— Begin INPUT FOR THIS TASK —
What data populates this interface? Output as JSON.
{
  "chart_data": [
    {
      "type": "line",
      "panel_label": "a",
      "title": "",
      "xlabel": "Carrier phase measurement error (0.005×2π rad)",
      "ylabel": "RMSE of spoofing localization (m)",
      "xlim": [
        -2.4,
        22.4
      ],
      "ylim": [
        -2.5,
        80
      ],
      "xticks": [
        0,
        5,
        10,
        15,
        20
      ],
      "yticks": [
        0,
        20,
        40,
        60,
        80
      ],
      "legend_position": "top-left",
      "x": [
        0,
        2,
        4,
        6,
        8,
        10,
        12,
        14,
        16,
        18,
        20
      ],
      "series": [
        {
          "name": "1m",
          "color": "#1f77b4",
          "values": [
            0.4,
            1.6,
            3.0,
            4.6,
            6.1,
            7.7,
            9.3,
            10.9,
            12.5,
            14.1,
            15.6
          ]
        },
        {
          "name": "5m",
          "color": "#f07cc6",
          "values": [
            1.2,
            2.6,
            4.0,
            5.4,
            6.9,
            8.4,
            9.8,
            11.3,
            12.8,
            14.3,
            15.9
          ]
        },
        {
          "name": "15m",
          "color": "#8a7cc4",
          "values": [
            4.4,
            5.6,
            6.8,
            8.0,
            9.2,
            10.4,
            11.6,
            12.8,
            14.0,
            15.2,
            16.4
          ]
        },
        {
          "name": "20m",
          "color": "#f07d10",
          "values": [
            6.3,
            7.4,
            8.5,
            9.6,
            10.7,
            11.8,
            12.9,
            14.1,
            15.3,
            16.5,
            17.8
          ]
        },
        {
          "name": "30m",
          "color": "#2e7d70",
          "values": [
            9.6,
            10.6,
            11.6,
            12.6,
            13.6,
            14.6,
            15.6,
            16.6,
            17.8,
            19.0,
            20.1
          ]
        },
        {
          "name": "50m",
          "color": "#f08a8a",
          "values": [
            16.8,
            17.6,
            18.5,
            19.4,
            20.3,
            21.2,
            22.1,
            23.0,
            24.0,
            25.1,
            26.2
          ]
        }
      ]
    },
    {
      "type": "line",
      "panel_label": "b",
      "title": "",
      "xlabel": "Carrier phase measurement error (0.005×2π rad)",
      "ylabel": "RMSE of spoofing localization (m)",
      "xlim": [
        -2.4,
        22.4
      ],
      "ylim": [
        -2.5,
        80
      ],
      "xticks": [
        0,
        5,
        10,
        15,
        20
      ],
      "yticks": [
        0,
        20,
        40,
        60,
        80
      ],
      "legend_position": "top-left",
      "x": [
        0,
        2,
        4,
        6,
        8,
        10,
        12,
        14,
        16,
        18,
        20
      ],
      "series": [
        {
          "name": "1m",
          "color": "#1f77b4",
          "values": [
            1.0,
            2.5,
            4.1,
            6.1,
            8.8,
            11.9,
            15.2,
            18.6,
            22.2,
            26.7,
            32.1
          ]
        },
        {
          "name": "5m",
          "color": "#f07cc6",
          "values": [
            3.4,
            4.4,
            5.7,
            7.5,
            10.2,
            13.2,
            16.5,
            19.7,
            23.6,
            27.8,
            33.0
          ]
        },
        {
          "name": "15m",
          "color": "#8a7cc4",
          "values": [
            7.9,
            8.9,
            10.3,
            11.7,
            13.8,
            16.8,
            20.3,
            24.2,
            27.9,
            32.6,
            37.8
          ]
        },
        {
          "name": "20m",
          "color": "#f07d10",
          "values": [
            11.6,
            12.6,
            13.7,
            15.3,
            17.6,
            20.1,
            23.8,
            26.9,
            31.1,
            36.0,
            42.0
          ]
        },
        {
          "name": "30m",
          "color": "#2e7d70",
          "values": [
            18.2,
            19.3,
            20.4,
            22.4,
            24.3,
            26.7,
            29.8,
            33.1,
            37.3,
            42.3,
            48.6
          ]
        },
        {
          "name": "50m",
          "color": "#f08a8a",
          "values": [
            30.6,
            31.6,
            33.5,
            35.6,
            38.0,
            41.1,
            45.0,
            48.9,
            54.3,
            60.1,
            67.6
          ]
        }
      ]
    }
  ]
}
— End INPUT FOR THIS TASK —
Your task is to repeat every line exactly.

What data populates this interface? Output as JSON.
{
  "chart_data": [
    {
      "type": "line",
      "panel_label": "a",
      "title": "",
      "xlabel": "Carrier phase measurement error (0.005×2π rad)",
      "ylabel": "RMSE of spoofing localization (m)",
      "xlim": [
        -2.4,
        22.4
      ],
      "ylim": [
        -2.5,
        80
      ],
      "xticks": [
        0,
        5,
        10,
        15,
        20
      ],
      "yticks": [
        0,
        20,
        40,
        60,
        80
      ],
      "legend_position": "top-left",
      "x": [
        0,
        2,
        4,
        6,
        8,
        10,
        12,
        14,
        16,
        18,
        20
      ],
      "series": [
        {
          "name": "1m",
          "color": "#1f77b4",
          "values": [
            0.4,
            1.6,
            3.0,
            4.6,
            6.1,
            7.7,
            9.3,
            10.9,
            12.5,
            14.1,
            15.6
          ]
        },
        {
          "name": "5m",
          "color": "#f07cc6",
          "values": [
            1.2,
            2.6,
            4.0,
            5.4,
            6.9,
            8.4,
            9.8,
            11.3,
            12.8,
            14.3,
            15.9
          ]
        },
        {
          "name": "15m",
          "color": "#8a7cc4",
          "values": [
            4.4,
            5.6,
            6.8,
            8.0,
            9.2,
            10.4,
            11.6,
            12.8,
            14.0,
            15.2,
            16.4
          ]
        },
        {
          "name": "20m",
          "color": "#f07d10",
          "values": [
            6.3,
            7.4,
            8.5,
            9.6,
            10.7,
            11.8,
            12.9,
            14.1,
            15.3,
            16.5,
            17.8
          ]
        },
        {
          "name": "30m",
          "color": "#2e7d70",
          "values": [
            9.6,
            10.6,
            11.6,
            12.6,
            13.6,
            14.6,
            15.6,
            16.6,
            17.8,
            19.0,
            20.1
          ]
        },
        {
          "name": "50m",
          "color": "#f08a8a",
          "values": [
            16.8,
            17.6,
            18.5,
            19.4,
            20.3,
            21.2,
            22.1,
            23.0,
            24.0,
            25.1,
            26.2
          ]
        }
      ]
    },
    {
      "type": "line",
      "panel_label": "b",
      "title": "",
      "xlabel": "Carrier phase measurement error (0.005×2π rad)",
      "ylabel": "RMSE of spoofing localization (m)",
      "xlim": [
        -2.4,
        22.4
      ],
      "ylim": [
        -2.5,
        80
      ],
      "xticks": [
        0,
        5,
        10,
        15,
        20
      ],
      "yticks": [
        0,
        20,
        40,
        60,
        80
      ],
      "legend_position": "top-left",
      "x": [
        0,
        2,
        4,
        6,
        8,
        10,
        12,
        14,
        16,
        18,
        20
      ],
      "series": [
        {
          "name": "1m",
          "color": "#1f77b4",
          "values": [
            1.0,
            2.5,
            4.1,
            6.1,
            8.8,
            11.9,
            15.2,
            18.6,
            22.2,
            26.7,
            32.1
          ]
        },
        {
          "name": "5m",
          "color": "#f07cc6",
          "values": [
            3.4,
            4.4,
            5.7,
            7.5,
            10.2,
            13.2,
            16.5,
            19.7,
            23.6,
            27.8,
            33.0
          ]
        },
        {
          "name": "15m",
          "color": "#8a7cc4",
          "values": [
            7.9,
            8.9,
            10.3,
            11.7,
            13.8,
            16.8,
            20.3,
            24.2,
            27.9,
            32.6,
            37.8
          ]
        },
        {
          "name": "20m",
          "color": "#f07d10",
          "values": [
            11.6,
            12.6,
            13.7,
            15.3,
            17.6,
            20.1,
            23.8,
            26.9,
            31.1,
            36.0,
            42.0
          ]
        },
        {
          "name": "30m",
          "color": "#2e7d70",
          "values": [
            18.2,
            19.3,
            20.4,
            22.4,
            24.3,
            26.7,
            29.8,
            33.1,
            37.3,
            42.3,
            48.6
          ]
        },
        {
          "name": "50m",
          "color": "#f08a8a",
          "values": [
            30.6,
            31.6,
            33.5,
            35.6,
            38.0,
            41.1,
            45.0,
            48.9,
            54.3,
            60.1,
            67.6
          ]
        }
      ]
    }
  ]
}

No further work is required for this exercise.